Source material:
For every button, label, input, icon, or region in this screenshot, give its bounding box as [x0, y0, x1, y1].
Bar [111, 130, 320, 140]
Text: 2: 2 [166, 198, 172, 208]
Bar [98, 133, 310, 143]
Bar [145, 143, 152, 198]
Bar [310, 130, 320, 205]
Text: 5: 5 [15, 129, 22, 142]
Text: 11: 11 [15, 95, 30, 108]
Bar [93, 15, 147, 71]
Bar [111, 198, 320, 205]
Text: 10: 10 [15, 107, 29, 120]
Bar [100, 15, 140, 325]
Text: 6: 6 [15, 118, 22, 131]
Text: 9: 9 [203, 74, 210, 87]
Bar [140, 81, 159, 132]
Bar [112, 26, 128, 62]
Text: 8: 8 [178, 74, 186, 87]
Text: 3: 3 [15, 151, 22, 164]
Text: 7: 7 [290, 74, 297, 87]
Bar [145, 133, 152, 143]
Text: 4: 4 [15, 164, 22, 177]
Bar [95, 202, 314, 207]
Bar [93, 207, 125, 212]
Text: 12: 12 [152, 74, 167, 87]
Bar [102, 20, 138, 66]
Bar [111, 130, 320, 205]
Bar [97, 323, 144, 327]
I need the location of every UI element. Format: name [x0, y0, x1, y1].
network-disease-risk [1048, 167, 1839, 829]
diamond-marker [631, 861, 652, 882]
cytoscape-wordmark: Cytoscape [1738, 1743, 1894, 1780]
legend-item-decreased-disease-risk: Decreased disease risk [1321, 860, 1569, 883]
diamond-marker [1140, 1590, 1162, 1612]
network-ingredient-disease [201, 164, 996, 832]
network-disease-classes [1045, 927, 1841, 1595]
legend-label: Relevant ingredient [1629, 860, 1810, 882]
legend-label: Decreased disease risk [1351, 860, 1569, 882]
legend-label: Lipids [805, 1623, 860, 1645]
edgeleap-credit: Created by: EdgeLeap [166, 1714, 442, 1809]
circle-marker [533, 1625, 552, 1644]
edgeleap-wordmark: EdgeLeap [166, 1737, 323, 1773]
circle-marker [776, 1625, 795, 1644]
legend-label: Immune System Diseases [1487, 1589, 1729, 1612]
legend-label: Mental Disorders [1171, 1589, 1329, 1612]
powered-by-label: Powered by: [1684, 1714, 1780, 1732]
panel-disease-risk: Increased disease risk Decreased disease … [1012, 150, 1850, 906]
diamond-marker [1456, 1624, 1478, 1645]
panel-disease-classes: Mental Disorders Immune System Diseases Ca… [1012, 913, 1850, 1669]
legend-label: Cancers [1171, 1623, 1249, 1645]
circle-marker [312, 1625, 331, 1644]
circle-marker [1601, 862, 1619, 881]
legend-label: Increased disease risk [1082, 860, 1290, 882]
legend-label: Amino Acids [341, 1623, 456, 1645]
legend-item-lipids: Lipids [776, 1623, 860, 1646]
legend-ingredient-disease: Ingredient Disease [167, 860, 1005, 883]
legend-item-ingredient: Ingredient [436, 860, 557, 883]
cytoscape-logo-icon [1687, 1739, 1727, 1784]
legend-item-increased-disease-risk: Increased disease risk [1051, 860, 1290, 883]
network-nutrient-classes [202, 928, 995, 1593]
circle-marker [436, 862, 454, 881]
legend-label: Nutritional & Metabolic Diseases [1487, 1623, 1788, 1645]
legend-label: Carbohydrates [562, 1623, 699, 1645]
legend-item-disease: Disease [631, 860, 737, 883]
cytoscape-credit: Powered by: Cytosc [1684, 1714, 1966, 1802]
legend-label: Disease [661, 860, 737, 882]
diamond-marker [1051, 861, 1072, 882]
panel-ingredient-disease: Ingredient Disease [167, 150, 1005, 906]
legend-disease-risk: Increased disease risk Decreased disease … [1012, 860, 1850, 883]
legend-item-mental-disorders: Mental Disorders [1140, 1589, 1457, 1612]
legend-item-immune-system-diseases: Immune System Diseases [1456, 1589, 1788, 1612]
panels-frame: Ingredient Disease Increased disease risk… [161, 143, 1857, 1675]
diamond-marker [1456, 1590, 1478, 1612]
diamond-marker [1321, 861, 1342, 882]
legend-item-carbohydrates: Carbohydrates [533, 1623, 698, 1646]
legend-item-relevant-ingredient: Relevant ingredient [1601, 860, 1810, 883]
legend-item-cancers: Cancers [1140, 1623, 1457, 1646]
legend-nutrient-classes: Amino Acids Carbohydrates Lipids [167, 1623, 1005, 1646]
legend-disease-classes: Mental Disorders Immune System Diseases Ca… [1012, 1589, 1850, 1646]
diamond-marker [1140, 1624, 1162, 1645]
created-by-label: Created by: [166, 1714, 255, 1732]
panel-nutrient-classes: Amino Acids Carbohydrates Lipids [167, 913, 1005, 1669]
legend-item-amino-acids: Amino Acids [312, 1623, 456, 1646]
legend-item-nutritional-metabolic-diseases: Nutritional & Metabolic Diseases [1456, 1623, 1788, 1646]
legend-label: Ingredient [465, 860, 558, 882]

Task requirements: Tally the lines of the records that contain the string "System", counting only matches with the same case. Give the number alone.

Solution below: 4